# AIM
Reproduce the data below verbatim from the line containing "Output the text content of this document." through its final line, and produce nothing more.

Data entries
——

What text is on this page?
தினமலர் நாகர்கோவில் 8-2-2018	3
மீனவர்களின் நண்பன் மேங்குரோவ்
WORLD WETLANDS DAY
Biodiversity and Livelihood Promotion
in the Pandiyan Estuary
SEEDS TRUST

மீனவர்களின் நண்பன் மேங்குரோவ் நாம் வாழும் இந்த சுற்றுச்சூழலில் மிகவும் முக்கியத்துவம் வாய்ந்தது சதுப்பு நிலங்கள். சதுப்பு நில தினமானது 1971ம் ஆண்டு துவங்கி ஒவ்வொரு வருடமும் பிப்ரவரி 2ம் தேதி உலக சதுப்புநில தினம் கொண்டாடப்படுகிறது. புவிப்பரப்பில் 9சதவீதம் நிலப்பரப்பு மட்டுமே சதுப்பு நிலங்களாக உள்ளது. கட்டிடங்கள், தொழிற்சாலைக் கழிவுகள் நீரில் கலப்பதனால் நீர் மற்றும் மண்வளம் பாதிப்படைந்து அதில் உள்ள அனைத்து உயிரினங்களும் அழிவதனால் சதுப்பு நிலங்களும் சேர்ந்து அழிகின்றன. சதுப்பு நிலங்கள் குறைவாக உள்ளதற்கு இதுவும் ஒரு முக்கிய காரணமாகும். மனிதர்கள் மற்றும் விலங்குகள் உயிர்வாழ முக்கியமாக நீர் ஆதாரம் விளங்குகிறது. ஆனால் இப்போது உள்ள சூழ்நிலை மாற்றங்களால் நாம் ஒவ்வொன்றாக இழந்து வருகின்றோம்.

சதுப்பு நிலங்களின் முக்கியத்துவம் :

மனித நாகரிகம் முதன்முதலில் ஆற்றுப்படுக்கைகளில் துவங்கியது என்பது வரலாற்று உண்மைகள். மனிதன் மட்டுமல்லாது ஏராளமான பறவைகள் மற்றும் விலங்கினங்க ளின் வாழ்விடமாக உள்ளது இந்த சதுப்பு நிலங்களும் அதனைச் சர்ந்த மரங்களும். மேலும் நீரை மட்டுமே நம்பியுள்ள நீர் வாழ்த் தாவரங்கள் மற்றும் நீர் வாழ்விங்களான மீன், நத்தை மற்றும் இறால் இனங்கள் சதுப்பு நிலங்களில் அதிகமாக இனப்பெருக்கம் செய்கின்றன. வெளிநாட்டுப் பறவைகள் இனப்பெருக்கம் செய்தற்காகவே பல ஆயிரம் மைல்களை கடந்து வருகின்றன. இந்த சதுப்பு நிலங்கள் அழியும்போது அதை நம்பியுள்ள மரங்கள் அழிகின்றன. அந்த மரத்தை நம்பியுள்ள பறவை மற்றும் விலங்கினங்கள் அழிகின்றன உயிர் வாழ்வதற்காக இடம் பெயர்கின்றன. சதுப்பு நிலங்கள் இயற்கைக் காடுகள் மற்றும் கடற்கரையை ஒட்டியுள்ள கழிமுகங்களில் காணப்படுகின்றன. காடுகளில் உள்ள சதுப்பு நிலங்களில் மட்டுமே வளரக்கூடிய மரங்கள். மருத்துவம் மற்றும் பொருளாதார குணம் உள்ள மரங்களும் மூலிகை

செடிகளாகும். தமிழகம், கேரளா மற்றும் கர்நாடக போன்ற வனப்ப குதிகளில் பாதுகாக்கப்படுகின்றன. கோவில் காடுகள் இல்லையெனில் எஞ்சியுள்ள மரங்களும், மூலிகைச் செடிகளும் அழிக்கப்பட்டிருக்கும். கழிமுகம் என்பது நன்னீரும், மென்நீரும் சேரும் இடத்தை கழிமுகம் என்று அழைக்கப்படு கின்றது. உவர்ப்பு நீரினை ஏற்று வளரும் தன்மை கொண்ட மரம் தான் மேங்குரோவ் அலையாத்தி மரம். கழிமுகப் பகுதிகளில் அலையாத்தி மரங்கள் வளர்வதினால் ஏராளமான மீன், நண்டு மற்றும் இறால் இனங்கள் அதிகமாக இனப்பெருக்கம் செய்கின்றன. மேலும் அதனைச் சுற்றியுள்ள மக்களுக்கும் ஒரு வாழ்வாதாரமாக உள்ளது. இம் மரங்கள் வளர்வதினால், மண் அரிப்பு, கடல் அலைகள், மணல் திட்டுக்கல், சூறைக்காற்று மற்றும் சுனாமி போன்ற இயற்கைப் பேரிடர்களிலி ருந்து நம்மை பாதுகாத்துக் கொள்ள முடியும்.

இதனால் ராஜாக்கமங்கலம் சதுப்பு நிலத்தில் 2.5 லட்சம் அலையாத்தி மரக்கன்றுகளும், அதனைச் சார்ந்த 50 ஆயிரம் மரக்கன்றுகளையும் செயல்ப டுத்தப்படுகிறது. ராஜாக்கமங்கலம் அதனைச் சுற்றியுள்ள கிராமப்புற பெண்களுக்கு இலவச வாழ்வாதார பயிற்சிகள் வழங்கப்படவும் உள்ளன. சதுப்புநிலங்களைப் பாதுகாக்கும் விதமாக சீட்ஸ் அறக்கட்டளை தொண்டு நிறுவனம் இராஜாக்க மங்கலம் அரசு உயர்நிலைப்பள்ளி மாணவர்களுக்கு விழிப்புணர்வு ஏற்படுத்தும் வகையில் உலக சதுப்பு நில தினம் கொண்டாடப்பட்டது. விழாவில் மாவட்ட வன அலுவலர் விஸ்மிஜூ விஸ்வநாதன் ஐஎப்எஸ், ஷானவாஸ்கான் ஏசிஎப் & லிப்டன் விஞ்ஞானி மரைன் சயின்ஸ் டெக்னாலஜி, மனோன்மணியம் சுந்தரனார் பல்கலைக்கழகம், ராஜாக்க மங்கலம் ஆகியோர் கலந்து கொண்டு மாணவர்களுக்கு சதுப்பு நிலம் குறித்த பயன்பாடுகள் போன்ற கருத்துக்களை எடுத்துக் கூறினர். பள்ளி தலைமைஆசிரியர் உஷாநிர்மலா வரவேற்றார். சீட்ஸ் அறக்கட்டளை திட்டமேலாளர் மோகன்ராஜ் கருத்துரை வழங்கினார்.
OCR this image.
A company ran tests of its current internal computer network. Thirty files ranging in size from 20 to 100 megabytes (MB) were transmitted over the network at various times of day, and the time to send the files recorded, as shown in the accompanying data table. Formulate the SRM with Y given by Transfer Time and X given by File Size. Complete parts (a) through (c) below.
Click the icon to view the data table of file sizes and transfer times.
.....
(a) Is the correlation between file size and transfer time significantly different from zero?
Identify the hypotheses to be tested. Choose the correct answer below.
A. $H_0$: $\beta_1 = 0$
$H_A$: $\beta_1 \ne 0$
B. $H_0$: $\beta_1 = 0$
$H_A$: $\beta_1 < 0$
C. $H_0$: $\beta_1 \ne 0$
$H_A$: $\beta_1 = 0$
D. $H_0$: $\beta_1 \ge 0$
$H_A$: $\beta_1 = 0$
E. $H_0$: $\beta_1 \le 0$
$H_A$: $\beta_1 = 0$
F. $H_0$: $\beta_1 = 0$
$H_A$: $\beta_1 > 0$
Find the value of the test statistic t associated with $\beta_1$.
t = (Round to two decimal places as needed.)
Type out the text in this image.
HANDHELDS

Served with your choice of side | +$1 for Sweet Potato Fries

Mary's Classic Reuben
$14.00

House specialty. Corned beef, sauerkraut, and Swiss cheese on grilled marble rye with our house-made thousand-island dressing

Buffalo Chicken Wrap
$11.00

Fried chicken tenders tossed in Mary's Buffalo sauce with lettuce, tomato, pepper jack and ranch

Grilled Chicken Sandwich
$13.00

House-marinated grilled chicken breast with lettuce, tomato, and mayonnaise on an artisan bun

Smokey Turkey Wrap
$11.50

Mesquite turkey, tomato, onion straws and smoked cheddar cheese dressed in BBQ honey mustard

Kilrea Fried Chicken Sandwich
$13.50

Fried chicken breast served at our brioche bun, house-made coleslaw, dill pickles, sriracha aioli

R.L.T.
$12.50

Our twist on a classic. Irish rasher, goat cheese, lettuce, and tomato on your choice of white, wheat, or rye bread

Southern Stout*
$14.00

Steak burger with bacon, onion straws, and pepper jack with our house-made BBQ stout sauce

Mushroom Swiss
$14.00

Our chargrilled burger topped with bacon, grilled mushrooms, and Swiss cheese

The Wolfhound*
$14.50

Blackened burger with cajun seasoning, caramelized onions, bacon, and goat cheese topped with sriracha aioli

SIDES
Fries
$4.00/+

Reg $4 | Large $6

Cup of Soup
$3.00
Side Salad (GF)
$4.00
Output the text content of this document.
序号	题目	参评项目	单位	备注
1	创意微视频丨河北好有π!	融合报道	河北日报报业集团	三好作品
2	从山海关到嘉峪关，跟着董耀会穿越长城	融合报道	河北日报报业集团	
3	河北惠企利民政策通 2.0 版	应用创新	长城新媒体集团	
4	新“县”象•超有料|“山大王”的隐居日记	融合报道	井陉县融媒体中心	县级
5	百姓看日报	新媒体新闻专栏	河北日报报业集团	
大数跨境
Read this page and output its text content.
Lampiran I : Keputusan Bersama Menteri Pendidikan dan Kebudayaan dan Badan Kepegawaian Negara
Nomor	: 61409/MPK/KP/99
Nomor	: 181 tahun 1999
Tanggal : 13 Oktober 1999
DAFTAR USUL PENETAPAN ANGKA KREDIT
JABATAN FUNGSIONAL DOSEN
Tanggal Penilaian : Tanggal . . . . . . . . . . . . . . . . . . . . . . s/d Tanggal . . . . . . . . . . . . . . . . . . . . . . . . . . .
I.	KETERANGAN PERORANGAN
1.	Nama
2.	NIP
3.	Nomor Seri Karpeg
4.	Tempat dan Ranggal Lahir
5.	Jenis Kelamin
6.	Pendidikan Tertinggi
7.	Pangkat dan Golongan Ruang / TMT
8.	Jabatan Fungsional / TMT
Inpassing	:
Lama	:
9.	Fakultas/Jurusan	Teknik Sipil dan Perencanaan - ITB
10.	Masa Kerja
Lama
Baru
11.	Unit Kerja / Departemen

——

# FULL ANSWER
Output the text content of this document.
序号	题目	参评项目	单位	备注
1	创意微视频丨河北好有π!	融合报道	河北日报报业集团	三好作品
2	从山海关到嘉峪关，跟着董耀会穿越长城	融合报道	河北日报报业集团	
3	河北惠企利民政策通 2.0 版	应用创新	长城新媒体集团	
4	新“县”象•超有料|“山大王”的隐居日记	融合报道	井陉县融媒体中心	县级
5	百姓看日报	新媒体新闻专栏	河北日报报业集团	
大数跨境
Read this page and output its text content.
Lampiran I : Keputusan Bersama Menteri Pendidikan dan Kebudayaan dan Badan Kepegawaian Negara
Nomor	: 61409/MPK/KP/99
Nomor	: 181 tahun 1999
Tanggal : 13 Oktober 1999
DAFTAR USUL PENETAPAN ANGKA KREDIT
JABATAN FUNGSIONAL DOSEN
Tanggal Penilaian : Tanggal . . . . . . . . . . . . . . . . . . . . . . s/d Tanggal . . . . . . . . . . . . . . . . . . . . . . . . . . .
I.	KETERANGAN PERORANGAN
1.	Nama
2.	NIP
3.	Nomor Seri Karpeg
4.	Tempat dan Ranggal Lahir
5.	Jenis Kelamin
6.	Pendidikan Tertinggi
7.	Pangkat dan Golongan Ruang / TMT
8.	Jabatan Fungsional / TMT
Inpassing	:
Lama	:
9.	Fakultas/Jurusan	Teknik Sipil dan Perencanaan - ITB
10.	Masa Kerja
Lama
Baru
11.	Unit Kerja / Departemen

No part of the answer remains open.